• **Data rows**:
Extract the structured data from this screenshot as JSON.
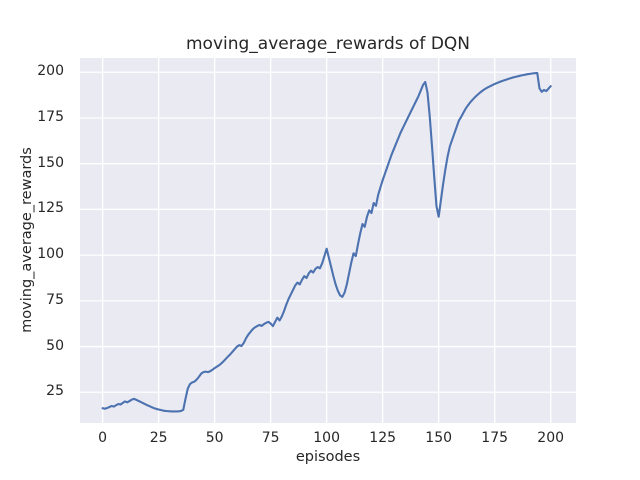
{
  "figure": {
    "title": "moving_average_rewards of DQN",
    "xlabel": "episodes",
    "ylabel": "moving_average_rewards"
  },
  "chart_data": {
    "type": "line",
    "title": "moving_average_rewards of DQN",
    "xlabel": "episodes",
    "ylabel": "moving_average_rewards",
    "legend": "none",
    "grid": true,
    "style": "seaborn-darkgrid",
    "xlim": [
      -10.1,
      211.3
    ],
    "ylim": [
      8.2,
      207.8
    ],
    "xticks": [
      0,
      25,
      50,
      75,
      100,
      125,
      150,
      175,
      200
    ],
    "yticks": [
      25,
      50,
      75,
      100,
      125,
      150,
      175,
      200
    ],
    "colors": {
      "line": "#4C72B0",
      "plot_background": "#EAEAF2",
      "grid": "#FFFFFF",
      "text": "#262626",
      "figure_background": "#FFFFFF"
    },
    "series": [
      {
        "name": "moving_average_rewards",
        "x_start": 0,
        "x_step": 1,
        "values": [
          16.3,
          16.0,
          16.4,
          16.9,
          17.5,
          17.2,
          17.9,
          18.6,
          18.3,
          19.2,
          20.0,
          19.5,
          20.2,
          21.0,
          21.4,
          20.9,
          20.3,
          19.7,
          19.1,
          18.5,
          17.9,
          17.4,
          16.8,
          16.3,
          15.9,
          15.6,
          15.3,
          15.0,
          14.8,
          14.7,
          14.6,
          14.5,
          14.5,
          14.5,
          14.6,
          14.8,
          15.4,
          21.5,
          27.0,
          29.5,
          30.4,
          30.8,
          32.0,
          33.5,
          35.2,
          36.0,
          36.3,
          36.0,
          36.5,
          37.3,
          38.2,
          39.0,
          39.8,
          40.8,
          42.0,
          43.3,
          44.6,
          45.8,
          47.2,
          48.6,
          50.0,
          50.8,
          50.3,
          52.0,
          54.5,
          56.5,
          58.0,
          59.5,
          60.5,
          61.2,
          61.8,
          61.3,
          62.3,
          63.0,
          63.5,
          62.6,
          61.2,
          63.5,
          65.8,
          64.3,
          66.5,
          69.5,
          73.0,
          76.0,
          78.5,
          81.0,
          83.5,
          85.0,
          84.0,
          86.5,
          88.5,
          87.5,
          90.0,
          91.5,
          90.5,
          92.5,
          93.5,
          92.8,
          95.5,
          99.5,
          103.5,
          98.5,
          93.5,
          88.5,
          84.0,
          80.5,
          78.0,
          77.2,
          79.5,
          84.0,
          90.0,
          96.0,
          101.0,
          99.5,
          106.0,
          112.0,
          117.0,
          115.5,
          121.0,
          124.5,
          123.0,
          128.5,
          127.0,
          133.0,
          137.0,
          141.0,
          144.5,
          148.0,
          151.5,
          155.0,
          158.0,
          161.0,
          164.0,
          167.0,
          169.5,
          172.0,
          174.5,
          177.0,
          179.5,
          182.0,
          184.5,
          187.0,
          190.0,
          193.0,
          194.7,
          189.0,
          176.0,
          160.0,
          143.0,
          127.0,
          121.0,
          130.0,
          139.0,
          147.0,
          154.0,
          159.5,
          163.0,
          166.5,
          170.0,
          173.5,
          175.5,
          177.8,
          180.0,
          181.8,
          183.4,
          184.8,
          186.1,
          187.3,
          188.4,
          189.4,
          190.3,
          191.1,
          191.8,
          192.4,
          193.0,
          193.6,
          194.1,
          194.6,
          195.1,
          195.5,
          195.9,
          196.3,
          196.7,
          197.1,
          197.4,
          197.7,
          198.0,
          198.3,
          198.5,
          198.8,
          199.0,
          199.2,
          199.4,
          199.5,
          199.6,
          191.2,
          189.3,
          190.3,
          189.7,
          191.0,
          192.4
        ]
      }
    ]
  }
}
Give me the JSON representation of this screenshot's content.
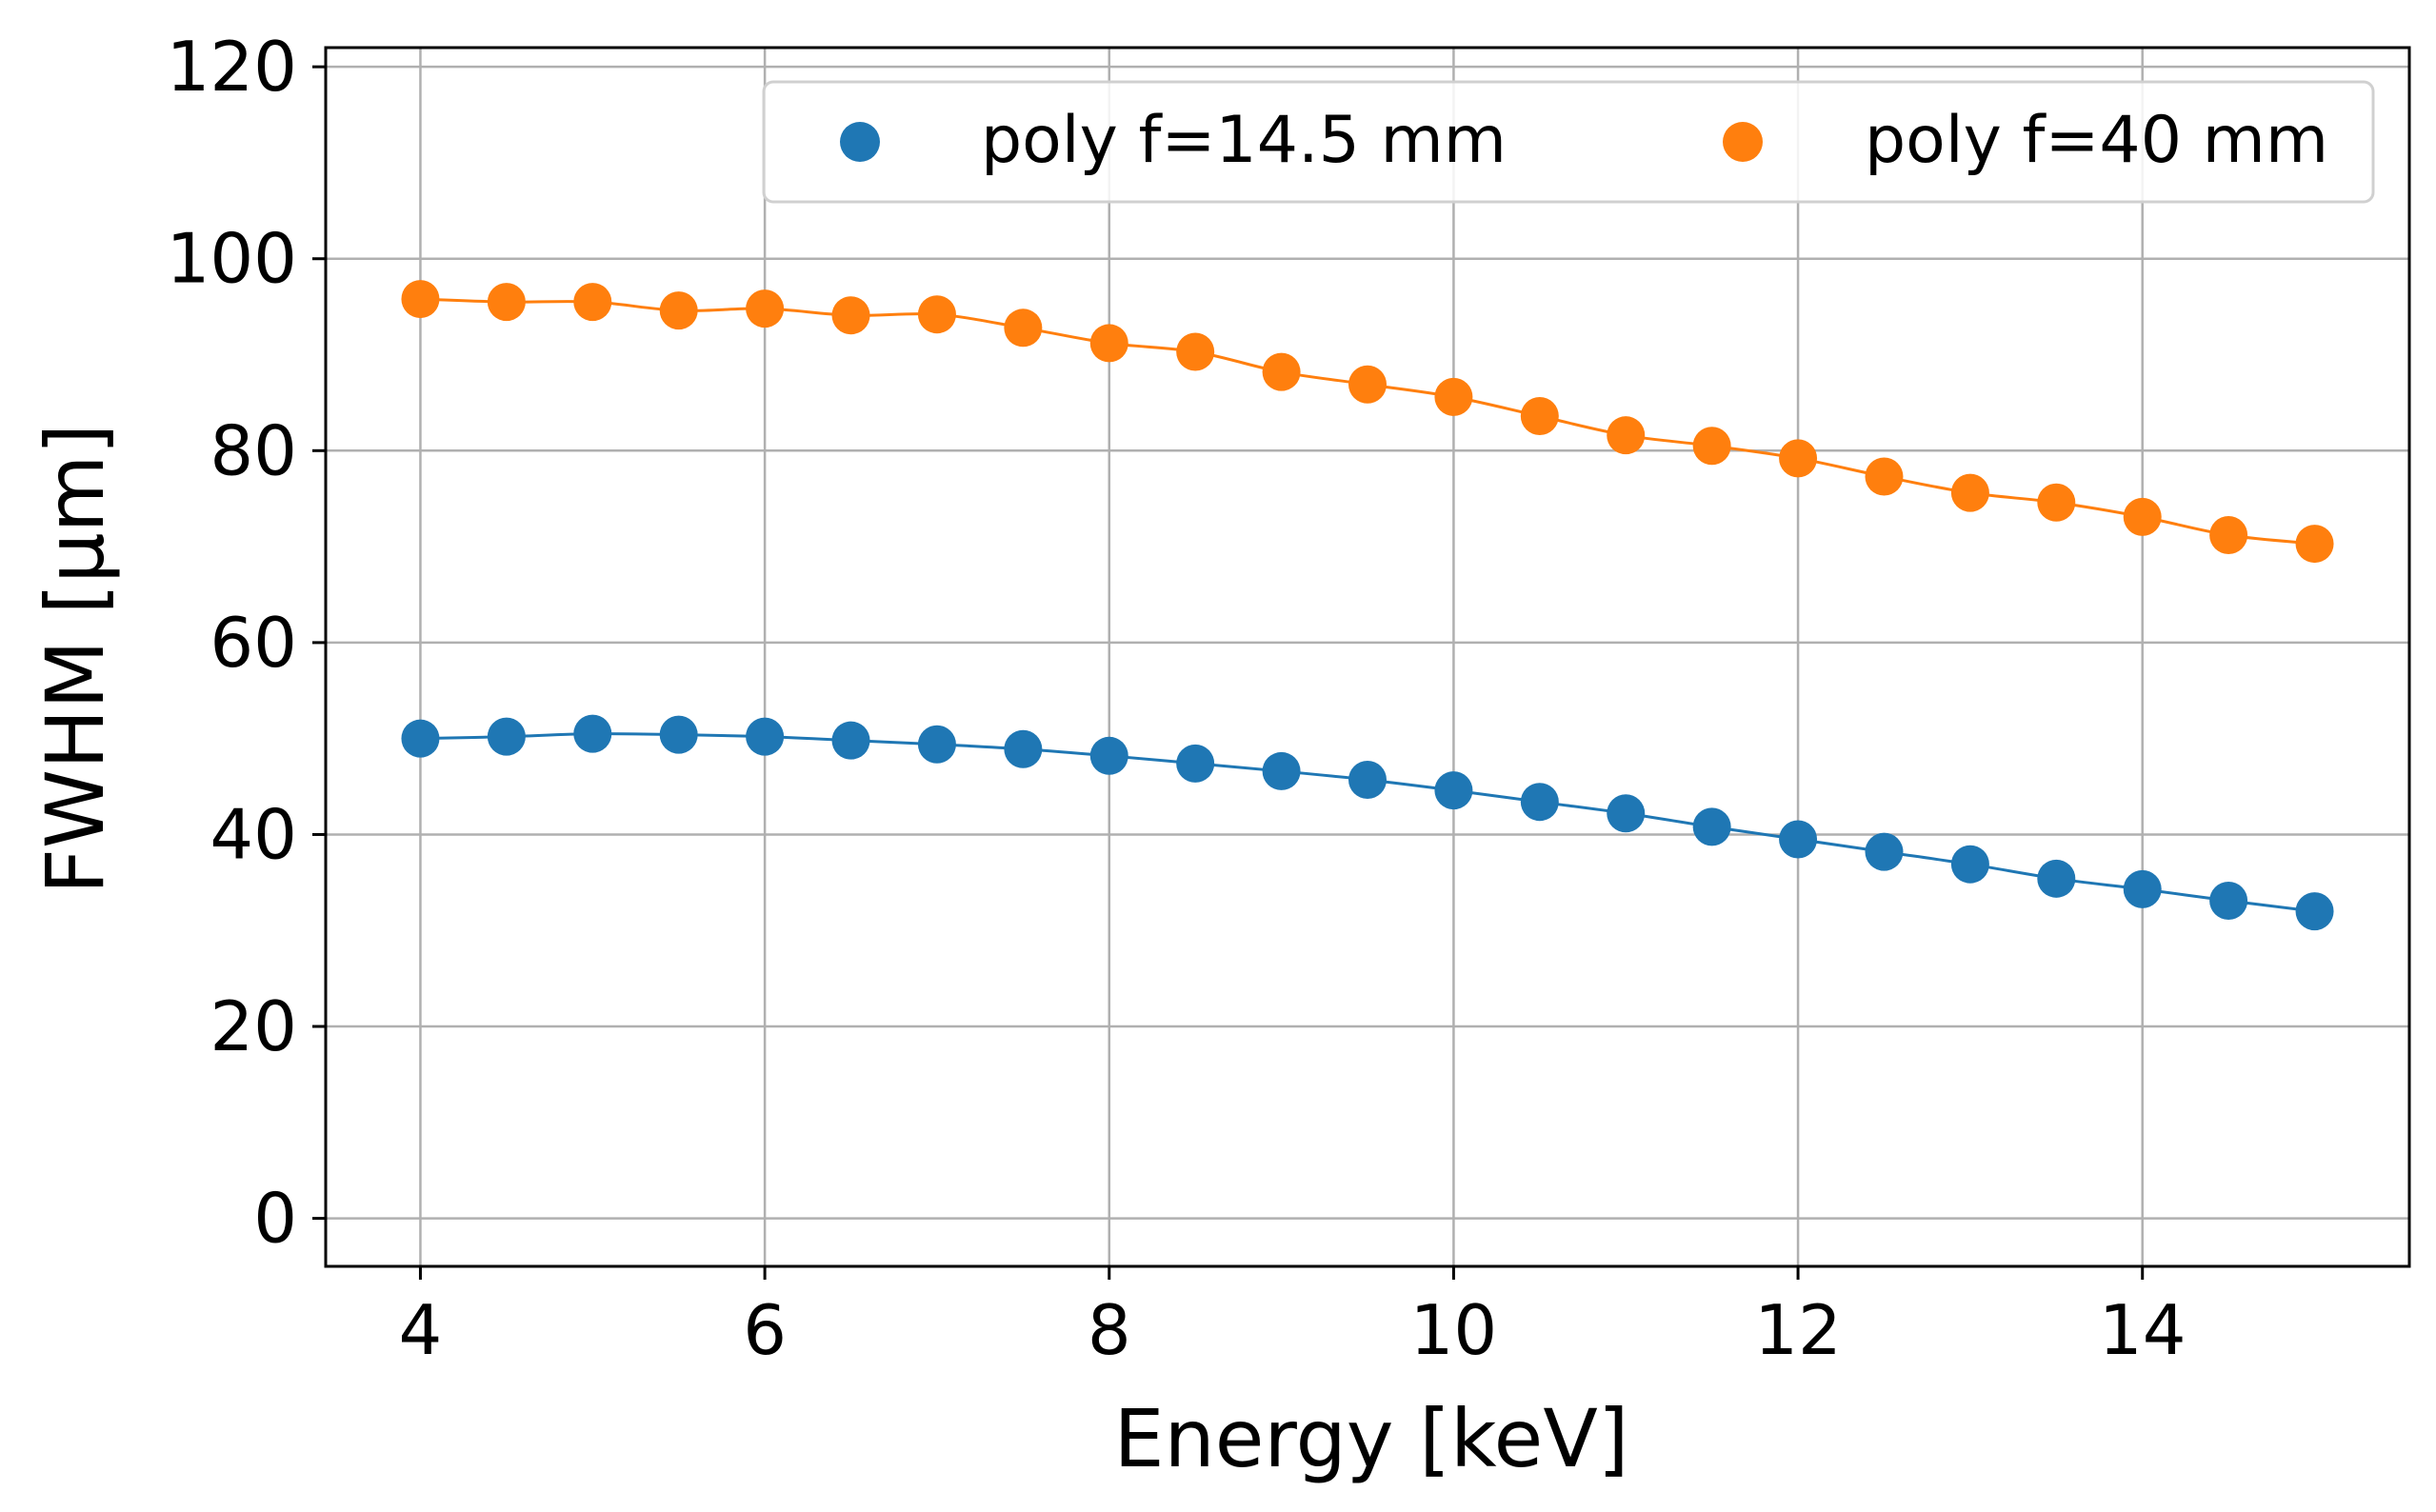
{
  "chart_data": {
    "type": "scatter",
    "title": "",
    "xlabel": "Energy [keV]",
    "ylabel": "FWHM [µm]",
    "xlim": [
      3.45,
      15.55
    ],
    "ylim": [
      -5,
      122
    ],
    "xticks": [
      4,
      6,
      8,
      10,
      12,
      14
    ],
    "xtick_labels": [
      "4",
      "6",
      "8",
      "10",
      "12",
      "14"
    ],
    "yticks": [
      0,
      20,
      40,
      60,
      80,
      100,
      120
    ],
    "ytick_labels": [
      "0",
      "20",
      "40",
      "60",
      "80",
      "100",
      "120"
    ],
    "grid": true,
    "legend_position": "top-right",
    "x": [
      4,
      4.5,
      5,
      5.5,
      6,
      6.5,
      7,
      7.5,
      8,
      8.5,
      9,
      9.5,
      10,
      10.5,
      11,
      11.5,
      12,
      12.5,
      13,
      13.5,
      14,
      14.5,
      15
    ],
    "series": [
      {
        "name": "poly f=14.5 mm",
        "color": "#1f77b4",
        "values": [
          50.0,
          50.2,
          50.5,
          50.4,
          50.2,
          49.8,
          49.4,
          48.9,
          48.2,
          47.4,
          46.6,
          45.7,
          44.6,
          43.4,
          42.2,
          40.8,
          39.5,
          38.2,
          36.9,
          35.4,
          34.3,
          33.1,
          32.0
        ]
      },
      {
        "name": "poly f=40 mm",
        "color": "#ff7f0e",
        "values": [
          95.8,
          95.5,
          95.5,
          94.6,
          94.8,
          94.1,
          94.2,
          92.8,
          91.2,
          90.3,
          88.2,
          86.9,
          85.6,
          83.6,
          81.6,
          80.5,
          79.2,
          77.3,
          75.6,
          74.6,
          73.1,
          71.2,
          70.3
        ]
      }
    ]
  }
}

• **Directions**: Extract exactly the lines from the one containing "Give me the" through the last line of the records above, both included, and leave out the pictures.

• **Final answer**:
Give me the JSON representation of this screenshot's content.
{
  "chart_data": {
    "type": "scatter",
    "title": "",
    "xlabel": "Energy [keV]",
    "ylabel": "FWHM [µm]",
    "xlim": [
      3.45,
      15.55
    ],
    "ylim": [
      -5,
      122
    ],
    "xticks": [
      4,
      6,
      8,
      10,
      12,
      14
    ],
    "xtick_labels": [
      "4",
      "6",
      "8",
      "10",
      "12",
      "14"
    ],
    "yticks": [
      0,
      20,
      40,
      60,
      80,
      100,
      120
    ],
    "ytick_labels": [
      "0",
      "20",
      "40",
      "60",
      "80",
      "100",
      "120"
    ],
    "grid": true,
    "legend_position": "top-right",
    "x": [
      4,
      4.5,
      5,
      5.5,
      6,
      6.5,
      7,
      7.5,
      8,
      8.5,
      9,
      9.5,
      10,
      10.5,
      11,
      11.5,
      12,
      12.5,
      13,
      13.5,
      14,
      14.5,
      15
    ],
    "series": [
      {
        "name": "poly f=14.5 mm",
        "color": "#1f77b4",
        "values": [
          50.0,
          50.2,
          50.5,
          50.4,
          50.2,
          49.8,
          49.4,
          48.9,
          48.2,
          47.4,
          46.6,
          45.7,
          44.6,
          43.4,
          42.2,
          40.8,
          39.5,
          38.2,
          36.9,
          35.4,
          34.3,
          33.1,
          32.0
        ]
      },
      {
        "name": "poly f=40 mm",
        "color": "#ff7f0e",
        "values": [
          95.8,
          95.5,
          95.5,
          94.6,
          94.8,
          94.1,
          94.2,
          92.8,
          91.2,
          90.3,
          88.2,
          86.9,
          85.6,
          83.6,
          81.6,
          80.5,
          79.2,
          77.3,
          75.6,
          74.6,
          73.1,
          71.2,
          70.3
        ]
      }
    ]
  }
}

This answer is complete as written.